## Rows
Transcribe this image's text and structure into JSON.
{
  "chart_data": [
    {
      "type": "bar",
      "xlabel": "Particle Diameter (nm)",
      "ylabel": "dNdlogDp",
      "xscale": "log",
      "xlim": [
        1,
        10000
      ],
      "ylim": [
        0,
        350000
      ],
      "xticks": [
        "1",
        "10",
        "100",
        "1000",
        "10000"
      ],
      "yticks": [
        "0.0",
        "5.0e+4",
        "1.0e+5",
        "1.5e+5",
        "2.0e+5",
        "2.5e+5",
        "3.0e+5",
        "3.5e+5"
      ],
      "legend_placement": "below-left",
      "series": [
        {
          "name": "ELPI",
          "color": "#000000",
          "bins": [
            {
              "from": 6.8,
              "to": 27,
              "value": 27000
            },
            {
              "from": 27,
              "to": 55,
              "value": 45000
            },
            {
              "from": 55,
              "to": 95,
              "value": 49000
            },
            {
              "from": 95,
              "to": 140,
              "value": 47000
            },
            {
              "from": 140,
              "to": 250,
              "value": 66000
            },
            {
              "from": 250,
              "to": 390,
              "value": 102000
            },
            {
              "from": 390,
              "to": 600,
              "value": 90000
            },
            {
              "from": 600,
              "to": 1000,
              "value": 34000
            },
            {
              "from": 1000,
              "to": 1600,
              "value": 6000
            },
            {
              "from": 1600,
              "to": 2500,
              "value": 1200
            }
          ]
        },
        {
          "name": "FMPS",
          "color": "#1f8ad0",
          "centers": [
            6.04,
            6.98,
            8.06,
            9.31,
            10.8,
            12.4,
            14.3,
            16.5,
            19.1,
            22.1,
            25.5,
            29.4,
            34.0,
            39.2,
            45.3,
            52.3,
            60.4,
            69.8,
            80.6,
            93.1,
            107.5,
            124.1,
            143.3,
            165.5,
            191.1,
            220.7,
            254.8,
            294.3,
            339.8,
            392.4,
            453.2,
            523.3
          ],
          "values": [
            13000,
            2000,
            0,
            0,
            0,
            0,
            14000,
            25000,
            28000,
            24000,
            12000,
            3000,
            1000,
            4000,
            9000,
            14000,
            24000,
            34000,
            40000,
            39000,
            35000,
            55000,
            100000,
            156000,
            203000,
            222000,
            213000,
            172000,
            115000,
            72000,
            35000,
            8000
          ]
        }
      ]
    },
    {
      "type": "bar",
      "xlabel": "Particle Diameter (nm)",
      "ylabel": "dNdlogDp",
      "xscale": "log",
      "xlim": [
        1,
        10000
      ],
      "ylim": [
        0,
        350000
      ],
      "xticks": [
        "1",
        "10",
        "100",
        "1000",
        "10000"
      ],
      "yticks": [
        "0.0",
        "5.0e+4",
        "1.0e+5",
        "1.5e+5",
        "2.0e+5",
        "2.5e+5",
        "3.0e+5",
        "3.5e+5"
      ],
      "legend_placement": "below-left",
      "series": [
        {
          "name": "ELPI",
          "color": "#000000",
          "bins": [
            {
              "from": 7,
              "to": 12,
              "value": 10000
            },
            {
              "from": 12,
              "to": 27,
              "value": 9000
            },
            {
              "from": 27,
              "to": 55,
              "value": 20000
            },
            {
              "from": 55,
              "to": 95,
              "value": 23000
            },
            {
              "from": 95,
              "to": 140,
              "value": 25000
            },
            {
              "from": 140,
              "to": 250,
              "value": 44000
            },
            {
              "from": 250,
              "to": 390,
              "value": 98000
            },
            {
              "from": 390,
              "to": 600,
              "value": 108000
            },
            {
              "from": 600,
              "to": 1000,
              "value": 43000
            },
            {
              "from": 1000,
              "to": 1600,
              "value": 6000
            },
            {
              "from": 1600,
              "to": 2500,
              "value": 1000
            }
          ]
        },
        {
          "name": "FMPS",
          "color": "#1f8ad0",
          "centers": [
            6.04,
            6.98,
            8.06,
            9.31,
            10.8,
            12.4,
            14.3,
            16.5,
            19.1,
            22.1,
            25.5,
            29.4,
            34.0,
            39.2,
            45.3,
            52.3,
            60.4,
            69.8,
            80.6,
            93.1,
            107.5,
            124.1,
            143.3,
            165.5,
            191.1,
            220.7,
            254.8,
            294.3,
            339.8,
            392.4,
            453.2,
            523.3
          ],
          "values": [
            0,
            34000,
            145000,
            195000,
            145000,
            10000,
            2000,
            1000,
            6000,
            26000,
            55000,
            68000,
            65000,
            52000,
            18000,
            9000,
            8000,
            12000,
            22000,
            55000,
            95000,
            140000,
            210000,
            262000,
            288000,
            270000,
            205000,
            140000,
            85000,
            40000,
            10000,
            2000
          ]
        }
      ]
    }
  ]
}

## Task prompt
Produce an exact copy of every entry above.

## Exercise response
Transcribe this image's text and structure into JSON.
{
  "chart_data": [
    {
      "type": "bar",
      "xlabel": "Particle Diameter (nm)",
      "ylabel": "dNdlogDp",
      "xscale": "log",
      "xlim": [
        1,
        10000
      ],
      "ylim": [
        0,
        350000
      ],
      "xticks": [
        "1",
        "10",
        "100",
        "1000",
        "10000"
      ],
      "yticks": [
        "0.0",
        "5.0e+4",
        "1.0e+5",
        "1.5e+5",
        "2.0e+5",
        "2.5e+5",
        "3.0e+5",
        "3.5e+5"
      ],
      "legend_placement": "below-left",
      "series": [
        {
          "name": "ELPI",
          "color": "#000000",
          "bins": [
            {
              "from": 6.8,
              "to": 27,
              "value": 27000
            },
            {
              "from": 27,
              "to": 55,
              "value": 45000
            },
            {
              "from": 55,
              "to": 95,
              "value": 49000
            },
            {
              "from": 95,
              "to": 140,
              "value": 47000
            },
            {
              "from": 140,
              "to": 250,
              "value": 66000
            },
            {
              "from": 250,
              "to": 390,
              "value": 102000
            },
            {
              "from": 390,
              "to": 600,
              "value": 90000
            },
            {
              "from": 600,
              "to": 1000,
              "value": 34000
            },
            {
              "from": 1000,
              "to": 1600,
              "value": 6000
            },
            {
              "from": 1600,
              "to": 2500,
              "value": 1200
            }
          ]
        },
        {
          "name": "FMPS",
          "color": "#1f8ad0",
          "centers": [
            6.04,
            6.98,
            8.06,
            9.31,
            10.8,
            12.4,
            14.3,
            16.5,
            19.1,
            22.1,
            25.5,
            29.4,
            34.0,
            39.2,
            45.3,
            52.3,
            60.4,
            69.8,
            80.6,
            93.1,
            107.5,
            124.1,
            143.3,
            165.5,
            191.1,
            220.7,
            254.8,
            294.3,
            339.8,
            392.4,
            453.2,
            523.3
          ],
          "values": [
            13000,
            2000,
            0,
            0,
            0,
            0,
            14000,
            25000,
            28000,
            24000,
            12000,
            3000,
            1000,
            4000,
            9000,
            14000,
            24000,
            34000,
            40000,
            39000,
            35000,
            55000,
            100000,
            156000,
            203000,
            222000,
            213000,
            172000,
            115000,
            72000,
            35000,
            8000
          ]
        }
      ]
    },
    {
      "type": "bar",
      "xlabel": "Particle Diameter (nm)",
      "ylabel": "dNdlogDp",
      "xscale": "log",
      "xlim": [
        1,
        10000
      ],
      "ylim": [
        0,
        350000
      ],
      "xticks": [
        "1",
        "10",
        "100",
        "1000",
        "10000"
      ],
      "yticks": [
        "0.0",
        "5.0e+4",
        "1.0e+5",
        "1.5e+5",
        "2.0e+5",
        "2.5e+5",
        "3.0e+5",
        "3.5e+5"
      ],
      "legend_placement": "below-left",
      "series": [
        {
          "name": "ELPI",
          "color": "#000000",
          "bins": [
            {
              "from": 7,
              "to": 12,
              "value": 10000
            },
            {
              "from": 12,
              "to": 27,
              "value": 9000
            },
            {
              "from": 27,
              "to": 55,
              "value": 20000
            },
            {
              "from": 55,
              "to": 95,
              "value": 23000
            },
            {
              "from": 95,
              "to": 140,
              "value": 25000
            },
            {
              "from": 140,
              "to": 250,
              "value": 44000
            },
            {
              "from": 250,
              "to": 390,
              "value": 98000
            },
            {
              "from": 390,
              "to": 600,
              "value": 108000
            },
            {
              "from": 600,
              "to": 1000,
              "value": 43000
            },
            {
              "from": 1000,
              "to": 1600,
              "value": 6000
            },
            {
              "from": 1600,
              "to": 2500,
              "value": 1000
            }
          ]
        },
        {
          "name": "FMPS",
          "color": "#1f8ad0",
          "centers": [
            6.04,
            6.98,
            8.06,
            9.31,
            10.8,
            12.4,
            14.3,
            16.5,
            19.1,
            22.1,
            25.5,
            29.4,
            34.0,
            39.2,
            45.3,
            52.3,
            60.4,
            69.8,
            80.6,
            93.1,
            107.5,
            124.1,
            143.3,
            165.5,
            191.1,
            220.7,
            254.8,
            294.3,
            339.8,
            392.4,
            453.2,
            523.3
          ],
          "values": [
            0,
            34000,
            145000,
            195000,
            145000,
            10000,
            2000,
            1000,
            6000,
            26000,
            55000,
            68000,
            65000,
            52000,
            18000,
            9000,
            8000,
            12000,
            22000,
            55000,
            95000,
            140000,
            210000,
            262000,
            288000,
            270000,
            205000,
            140000,
            85000,
            40000,
            10000,
            2000
          ]
        }
      ]
    }
  ]
}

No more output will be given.